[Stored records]
[BEGIN]

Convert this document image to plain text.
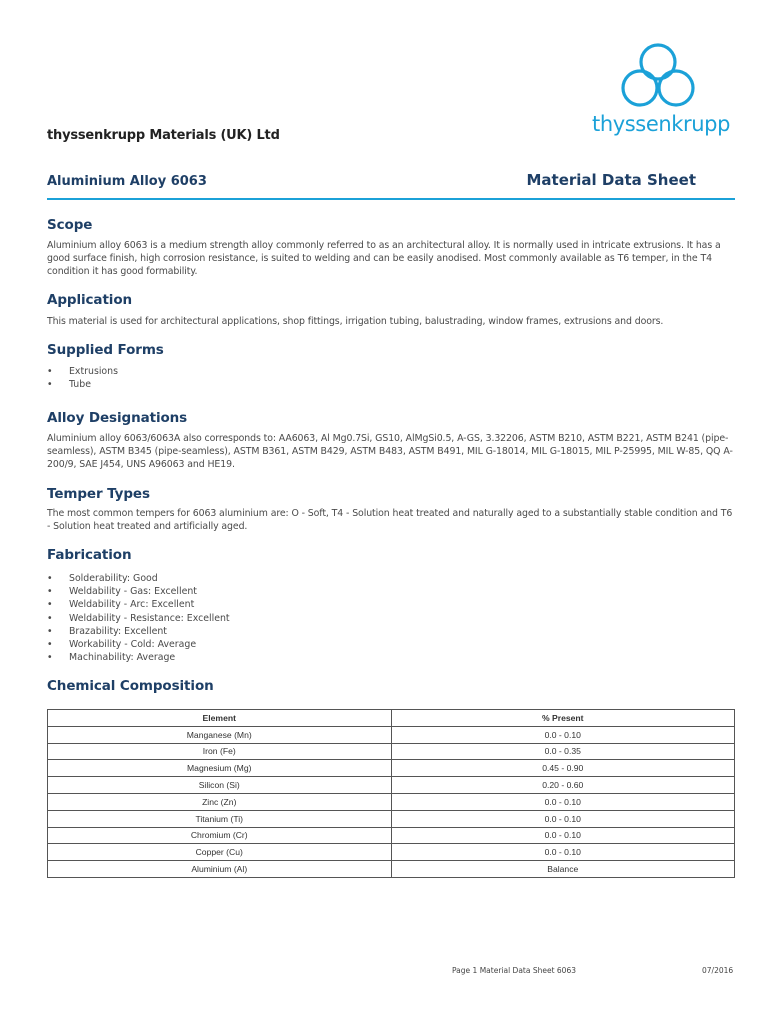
thyssenkrupp
thyssenkrupp Materials (UK) Ltd
Aluminium Alloy 6063	Material Data Sheet
Scope

Aluminium alloy 6063 is a medium strength alloy commonly referred to as an architectural alloy. It is normally used in intricate extrusions. It has a good surface finish, high corrosion resistance, is suited to welding and can be easily anodised. Most commonly available as T6 temper, in the T4 condition it has good formability.

Application

This material is used for architectural applications, shop fittings, irrigation tubing, balustrading, window frames, extrusions and doors.

Supplied Forms
• Extrusions
• Tube
Alloy Designations

Aluminium alloy 6063/6063A also corresponds to: AA6063, Al Mg0.7Si, GS10, AlMgSi0.5, A-GS, 3.32206, ASTM B210, ASTM B221, ASTM B241 (pipe-seamless), ASTM B345 (pipe-seamless), ASTM B361, ASTM B429, ASTM B483, ASTM B491, MIL G-18014, MIL G-18015, MIL P-25995, MIL W-85, QQ A-200/9, SAE J454, UNS A96063 and HE19.

Temper Types

The most common tempers for 6063 aluminium are: O - Soft, T4 - Solution heat treated and naturally aged to a substantially stable condition and T6 - Solution heat treated and artificially aged.

Fabrication
• Solderability: Good
• Weldability - Gas: Excellent
• Weldability - Arc: Excellent
• Weldability - Resistance: Excellent
• Brazability: Excellent
• Workability - Cold: Average
• Machinability: Average
Chemical Composition
Element	% Present
Manganese (Mn)	0.0 - 0.10
Iron (Fe)	0.0 - 0.35
Magnesium (Mg)	0.45 - 0.90
Silicon (Si)	0.20 - 0.60
Zinc (Zn)	0.0 - 0.10
Titanium (Ti)	0.0 - 0.10
Chromium (Cr)	0.0 - 0.10
Copper (Cu)	0.0 - 0.10
Aluminium (Al)	Balance
Page 1 Material Data Sheet 6063	07/2016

[END]

> [Requirements]
Reproduce every line above as written, skipping pictures.

> [Response]
Convert this document image to plain text.
thyssenkrupp
thyssenkrupp Materials (UK) Ltd
Aluminium Alloy 6063	Material Data Sheet
Scope

Aluminium alloy 6063 is a medium strength alloy commonly referred to as an architectural alloy. It is normally used in intricate extrusions. It has a good surface finish, high corrosion resistance, is suited to welding and can be easily anodised. Most commonly available as T6 temper, in the T4 condition it has good formability.

Application

This material is used for architectural applications, shop fittings, irrigation tubing, balustrading, window frames, extrusions and doors.

Supplied Forms
• Extrusions
• Tube
Alloy Designations

Aluminium alloy 6063/6063A also corresponds to: AA6063, Al Mg0.7Si, GS10, AlMgSi0.5, A-GS, 3.32206, ASTM B210, ASTM B221, ASTM B241 (pipe-seamless), ASTM B345 (pipe-seamless), ASTM B361, ASTM B429, ASTM B483, ASTM B491, MIL G-18014, MIL G-18015, MIL P-25995, MIL W-85, QQ A-200/9, SAE J454, UNS A96063 and HE19.

Temper Types

The most common tempers for 6063 aluminium are: O - Soft, T4 - Solution heat treated and naturally aged to a substantially stable condition and T6 - Solution heat treated and artificially aged.

Fabrication
• Solderability: Good
• Weldability - Gas: Excellent
• Weldability - Arc: Excellent
• Weldability - Resistance: Excellent
• Brazability: Excellent
• Workability - Cold: Average
• Machinability: Average
Chemical Composition
Element	% Present
Manganese (Mn)	0.0 - 0.10
Iron (Fe)	0.0 - 0.35
Magnesium (Mg)	0.45 - 0.90
Silicon (Si)	0.20 - 0.60
Zinc (Zn)	0.0 - 0.10
Titanium (Ti)	0.0 - 0.10
Chromium (Cr)	0.0 - 0.10
Copper (Cu)	0.0 - 0.10
Aluminium (Al)	Balance
Page 1 Material Data Sheet 6063	07/2016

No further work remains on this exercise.